**TASK STATEMENT**
Repeat the whole listing exactly as written.

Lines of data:

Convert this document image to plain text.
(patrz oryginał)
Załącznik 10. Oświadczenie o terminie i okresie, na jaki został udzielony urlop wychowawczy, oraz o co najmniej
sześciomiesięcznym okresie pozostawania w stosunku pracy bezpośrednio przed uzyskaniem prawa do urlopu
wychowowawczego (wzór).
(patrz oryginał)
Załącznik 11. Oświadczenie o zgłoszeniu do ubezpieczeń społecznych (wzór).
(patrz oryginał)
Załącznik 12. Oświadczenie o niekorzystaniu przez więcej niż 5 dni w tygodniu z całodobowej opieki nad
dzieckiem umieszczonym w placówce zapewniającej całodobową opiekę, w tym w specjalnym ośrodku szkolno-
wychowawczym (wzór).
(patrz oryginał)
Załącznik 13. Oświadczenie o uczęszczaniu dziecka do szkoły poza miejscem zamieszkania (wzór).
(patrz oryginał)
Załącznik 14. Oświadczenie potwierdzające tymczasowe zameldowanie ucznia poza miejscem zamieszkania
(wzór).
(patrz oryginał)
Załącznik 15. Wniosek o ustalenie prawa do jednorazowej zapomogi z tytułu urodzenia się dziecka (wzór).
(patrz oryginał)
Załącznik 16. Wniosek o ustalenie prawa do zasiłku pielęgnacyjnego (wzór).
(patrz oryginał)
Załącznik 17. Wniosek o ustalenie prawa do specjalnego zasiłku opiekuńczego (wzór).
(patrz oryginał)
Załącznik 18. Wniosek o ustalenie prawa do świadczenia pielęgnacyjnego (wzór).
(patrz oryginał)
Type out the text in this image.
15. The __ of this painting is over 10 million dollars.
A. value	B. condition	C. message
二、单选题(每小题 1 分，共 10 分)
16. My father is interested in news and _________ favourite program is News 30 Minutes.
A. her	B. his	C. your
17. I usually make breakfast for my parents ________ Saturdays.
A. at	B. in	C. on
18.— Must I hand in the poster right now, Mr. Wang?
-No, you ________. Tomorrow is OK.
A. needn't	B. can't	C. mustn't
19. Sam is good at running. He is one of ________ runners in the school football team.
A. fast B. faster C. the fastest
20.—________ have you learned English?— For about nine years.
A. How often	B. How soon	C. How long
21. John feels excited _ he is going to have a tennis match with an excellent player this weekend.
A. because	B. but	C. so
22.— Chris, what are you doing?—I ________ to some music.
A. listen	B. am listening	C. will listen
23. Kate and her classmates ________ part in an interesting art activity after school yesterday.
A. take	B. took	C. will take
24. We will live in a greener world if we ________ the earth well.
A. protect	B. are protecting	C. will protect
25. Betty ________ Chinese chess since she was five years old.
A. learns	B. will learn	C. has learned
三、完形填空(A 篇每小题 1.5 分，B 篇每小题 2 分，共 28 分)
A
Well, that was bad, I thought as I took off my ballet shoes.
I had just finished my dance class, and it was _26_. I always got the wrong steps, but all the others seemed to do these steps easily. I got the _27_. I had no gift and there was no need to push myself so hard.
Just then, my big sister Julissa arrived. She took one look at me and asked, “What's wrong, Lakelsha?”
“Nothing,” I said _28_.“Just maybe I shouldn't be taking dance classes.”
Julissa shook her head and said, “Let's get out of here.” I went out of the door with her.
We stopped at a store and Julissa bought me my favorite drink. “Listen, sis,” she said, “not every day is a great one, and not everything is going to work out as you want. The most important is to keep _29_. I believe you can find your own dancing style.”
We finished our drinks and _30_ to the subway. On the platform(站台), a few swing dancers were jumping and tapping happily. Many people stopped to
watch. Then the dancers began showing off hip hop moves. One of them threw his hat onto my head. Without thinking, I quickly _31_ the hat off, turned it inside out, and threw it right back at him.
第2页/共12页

**SOLUTION**
Convert this document image to plain text.
(patrz oryginał)
Załącznik 10. Oświadczenie o terminie i okresie, na jaki został udzielony urlop wychowawczy, oraz o co najmniej
sześciomiesięcznym okresie pozostawania w stosunku pracy bezpośrednio przed uzyskaniem prawa do urlopu
wychowowawczego (wzór).
(patrz oryginał)
Załącznik 11. Oświadczenie o zgłoszeniu do ubezpieczeń społecznych (wzór).
(patrz oryginał)
Załącznik 12. Oświadczenie o niekorzystaniu przez więcej niż 5 dni w tygodniu z całodobowej opieki nad
dzieckiem umieszczonym w placówce zapewniającej całodobową opiekę, w tym w specjalnym ośrodku szkolno-
wychowawczym (wzór).
(patrz oryginał)
Załącznik 13. Oświadczenie o uczęszczaniu dziecka do szkoły poza miejscem zamieszkania (wzór).
(patrz oryginał)
Załącznik 14. Oświadczenie potwierdzające tymczasowe zameldowanie ucznia poza miejscem zamieszkania
(wzór).
(patrz oryginał)
Załącznik 15. Wniosek o ustalenie prawa do jednorazowej zapomogi z tytułu urodzenia się dziecka (wzór).
(patrz oryginał)
Załącznik 16. Wniosek o ustalenie prawa do zasiłku pielęgnacyjnego (wzór).
(patrz oryginał)
Załącznik 17. Wniosek o ustalenie prawa do specjalnego zasiłku opiekuńczego (wzór).
(patrz oryginał)
Załącznik 18. Wniosek o ustalenie prawa do świadczenia pielęgnacyjnego (wzór).
(patrz oryginał)
Type out the text in this image.
15. The __ of this painting is over 10 million dollars.
A. value	B. condition	C. message
二、单选题(每小题 1 分，共 10 分)
16. My father is interested in news and _________ favourite program is News 30 Minutes.
A. her	B. his	C. your
17. I usually make breakfast for my parents ________ Saturdays.
A. at	B. in	C. on
18.— Must I hand in the poster right now, Mr. Wang?
-No, you ________. Tomorrow is OK.
A. needn't	B. can't	C. mustn't
19. Sam is good at running. He is one of ________ runners in the school football team.
A. fast B. faster C. the fastest
20.—________ have you learned English?— For about nine years.
A. How often	B. How soon	C. How long
21. John feels excited _ he is going to have a tennis match with an excellent player this weekend.
A. because	B. but	C. so
22.— Chris, what are you doing?—I ________ to some music.
A. listen	B. am listening	C. will listen
23. Kate and her classmates ________ part in an interesting art activity after school yesterday.
A. take	B. took	C. will take
24. We will live in a greener world if we ________ the earth well.
A. protect	B. are protecting	C. will protect
25. Betty ________ Chinese chess since she was five years old.
A. learns	B. will learn	C. has learned
三、完形填空(A 篇每小题 1.5 分，B 篇每小题 2 分，共 28 分)
A
Well, that was bad, I thought as I took off my ballet shoes.
I had just finished my dance class, and it was _26_. I always got the wrong steps, but all the others seemed to do these steps easily. I got the _27_. I had no gift and there was no need to push myself so hard.
Just then, my big sister Julissa arrived. She took one look at me and asked, “What's wrong, Lakelsha?”
“Nothing,” I said _28_.“Just maybe I shouldn't be taking dance classes.”
Julissa shook her head and said, “Let's get out of here.” I went out of the door with her.
We stopped at a store and Julissa bought me my favorite drink. “Listen, sis,” she said, “not every day is a great one, and not everything is going to work out as you want. The most important is to keep _29_. I believe you can find your own dancing style.”
We finished our drinks and _30_ to the subway. On the platform(站台), a few swing dancers were jumping and tapping happily. Many people stopped to
watch. Then the dancers began showing off hip hop moves. One of them threw his hat onto my head. Without thinking, I quickly _31_ the hat off, turned it inside out, and threw it right back at him.
第2页/共12页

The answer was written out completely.